▸ **AIM OF THE TASK**
For the copy, please give all of the data again exactly and leave the pictures out.

Collected data:

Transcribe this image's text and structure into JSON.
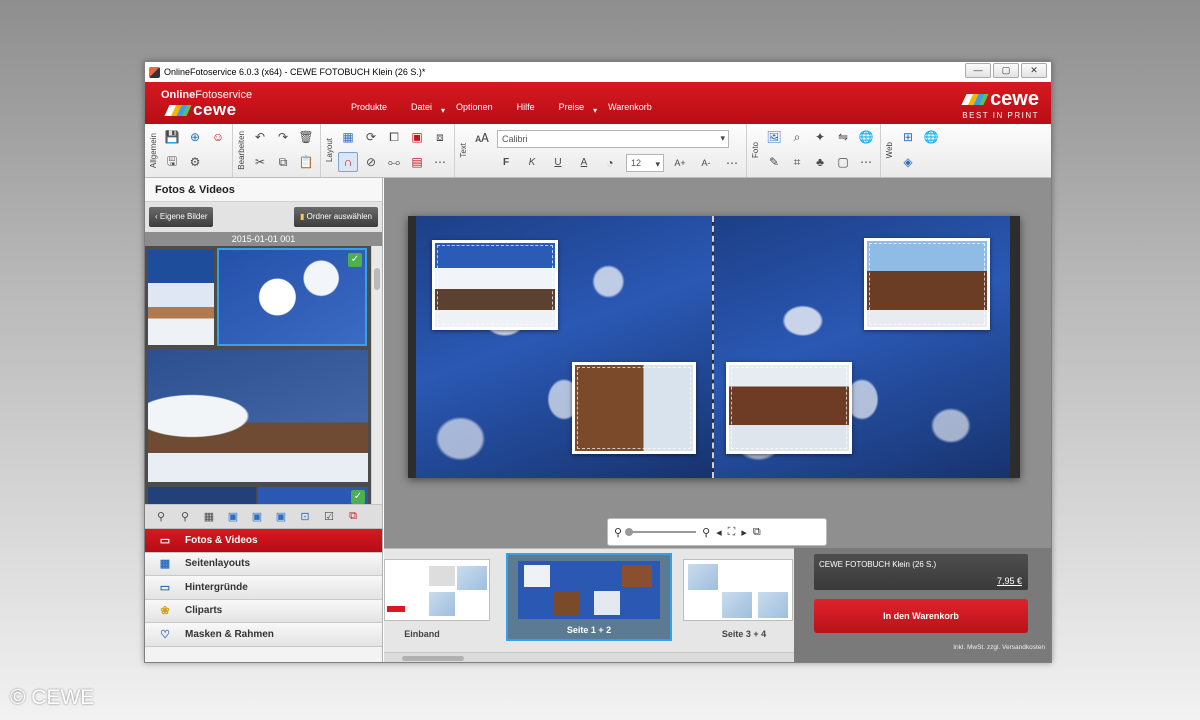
{
  "copyright": "© CEWE",
  "window": {
    "title": "OnlineFotoservice 6.0.3 (x64) - CEWE FOTOBUCH Klein  (26 S.)*",
    "controls": [
      "—",
      "▢",
      "✕"
    ]
  },
  "brand": {
    "service_bold": "Online",
    "service_light": "Fotoservice",
    "logo": "cewe",
    "logo_right": "cewe",
    "tagline": "BEST IN PRINT"
  },
  "menu": [
    {
      "label": "Produkte"
    },
    {
      "label": "Datei"
    },
    {
      "label": "Optionen"
    },
    {
      "label": "Hilfe"
    },
    {
      "label": "Preise"
    },
    {
      "label": "Warenkorb"
    }
  ],
  "toolbar": {
    "groups": {
      "allgemein": "Allgemein",
      "bearbeiten": "Bearbeiten",
      "layout": "Layout",
      "text": "Text",
      "foto": "Foto",
      "web": "Web"
    },
    "font": "Calibri",
    "size": "12",
    "glyphs": {
      "bold": "F",
      "italic": "K",
      "underline": "U",
      "color": "A",
      "grow": "A+",
      "shrink": "A-"
    }
  },
  "left_panel": {
    "title": "Fotos & Videos",
    "btn_own": "Eigene Bilder",
    "btn_folder": "Ordner auswählen",
    "date": "2015-01-01 001",
    "nav": [
      {
        "label": "Fotos & Videos",
        "icon": "photo-icon",
        "active": true
      },
      {
        "label": "Seitenlayouts",
        "icon": "layout-icon"
      },
      {
        "label": "Hintergründe",
        "icon": "background-icon"
      },
      {
        "label": "Cliparts",
        "icon": "clipart-icon"
      },
      {
        "label": "Masken & Rahmen",
        "icon": "mask-icon"
      }
    ]
  },
  "pages": [
    {
      "label": "Einband"
    },
    {
      "label": "Seite 1 + 2",
      "selected": true
    },
    {
      "label": "Seite 3 + 4"
    }
  ],
  "order": {
    "product": "CEWE FOTOBUCH Klein  (26 S.)",
    "price": "7,95 €",
    "cart_button": "In den Warenkorb",
    "ship_note": "Inkl. MwSt. zzgl. Versandkosten"
  },
  "colors": {
    "accent": "#d71920",
    "selection": "#36a1e6"
  }
}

▸ **RESPONSE TO THE EXERCISE**
Transcribe this image's text and structure into JSON.
{
  "copyright": "© CEWE",
  "window": {
    "title": "OnlineFotoservice 6.0.3 (x64) - CEWE FOTOBUCH Klein  (26 S.)*",
    "controls": [
      "—",
      "▢",
      "✕"
    ]
  },
  "brand": {
    "service_bold": "Online",
    "service_light": "Fotoservice",
    "logo": "cewe",
    "logo_right": "cewe",
    "tagline": "BEST IN PRINT"
  },
  "menu": [
    {
      "label": "Produkte"
    },
    {
      "label": "Datei"
    },
    {
      "label": "Optionen"
    },
    {
      "label": "Hilfe"
    },
    {
      "label": "Preise"
    },
    {
      "label": "Warenkorb"
    }
  ],
  "toolbar": {
    "groups": {
      "allgemein": "Allgemein",
      "bearbeiten": "Bearbeiten",
      "layout": "Layout",
      "text": "Text",
      "foto": "Foto",
      "web": "Web"
    },
    "font": "Calibri",
    "size": "12",
    "glyphs": {
      "bold": "F",
      "italic": "K",
      "underline": "U",
      "color": "A",
      "grow": "A+",
      "shrink": "A-"
    }
  },
  "left_panel": {
    "title": "Fotos & Videos",
    "btn_own": "Eigene Bilder",
    "btn_folder": "Ordner auswählen",
    "date": "2015-01-01 001",
    "nav": [
      {
        "label": "Fotos & Videos",
        "icon": "photo-icon",
        "active": true
      },
      {
        "label": "Seitenlayouts",
        "icon": "layout-icon"
      },
      {
        "label": "Hintergründe",
        "icon": "background-icon"
      },
      {
        "label": "Cliparts",
        "icon": "clipart-icon"
      },
      {
        "label": "Masken & Rahmen",
        "icon": "mask-icon"
      }
    ]
  },
  "pages": [
    {
      "label": "Einband"
    },
    {
      "label": "Seite 1 + 2",
      "selected": true
    },
    {
      "label": "Seite 3 + 4"
    }
  ],
  "order": {
    "product": "CEWE FOTOBUCH Klein  (26 S.)",
    "price": "7,95 €",
    "cart_button": "In den Warenkorb",
    "ship_note": "Inkl. MwSt. zzgl. Versandkosten"
  },
  "colors": {
    "accent": "#d71920",
    "selection": "#36a1e6"
  }
}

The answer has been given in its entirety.